◆ Required work:
Copy every line of the records below that holds the word "Togo".

◆ Supplied data:

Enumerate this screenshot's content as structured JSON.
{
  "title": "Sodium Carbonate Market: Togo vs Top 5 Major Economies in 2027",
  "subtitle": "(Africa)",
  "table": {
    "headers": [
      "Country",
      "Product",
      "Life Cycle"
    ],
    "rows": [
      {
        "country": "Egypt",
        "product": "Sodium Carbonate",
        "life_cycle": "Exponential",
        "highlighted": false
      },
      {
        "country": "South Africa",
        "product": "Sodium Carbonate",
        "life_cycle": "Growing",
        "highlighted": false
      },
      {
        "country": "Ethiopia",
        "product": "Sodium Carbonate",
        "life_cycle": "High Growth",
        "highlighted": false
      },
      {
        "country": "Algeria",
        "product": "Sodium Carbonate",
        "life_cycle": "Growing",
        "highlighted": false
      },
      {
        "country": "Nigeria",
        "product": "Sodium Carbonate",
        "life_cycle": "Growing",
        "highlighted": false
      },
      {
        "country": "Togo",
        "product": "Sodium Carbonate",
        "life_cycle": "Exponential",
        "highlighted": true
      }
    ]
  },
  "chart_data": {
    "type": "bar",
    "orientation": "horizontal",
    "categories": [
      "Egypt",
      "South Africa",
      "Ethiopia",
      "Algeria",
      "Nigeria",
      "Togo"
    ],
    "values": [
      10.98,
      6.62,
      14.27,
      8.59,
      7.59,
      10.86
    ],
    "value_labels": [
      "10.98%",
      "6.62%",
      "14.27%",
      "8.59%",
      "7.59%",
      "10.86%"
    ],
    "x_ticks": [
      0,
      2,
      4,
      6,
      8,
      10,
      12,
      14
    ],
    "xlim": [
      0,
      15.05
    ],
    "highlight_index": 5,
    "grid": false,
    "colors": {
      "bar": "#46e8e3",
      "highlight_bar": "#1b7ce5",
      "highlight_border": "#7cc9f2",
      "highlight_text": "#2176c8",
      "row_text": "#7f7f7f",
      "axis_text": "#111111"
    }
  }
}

◆ Solution to the problem:
  "title": "Sodium Carbonate Market: Togo vs Top 5 Major Economies in 2027",
        "country": "Togo",
      "Togo"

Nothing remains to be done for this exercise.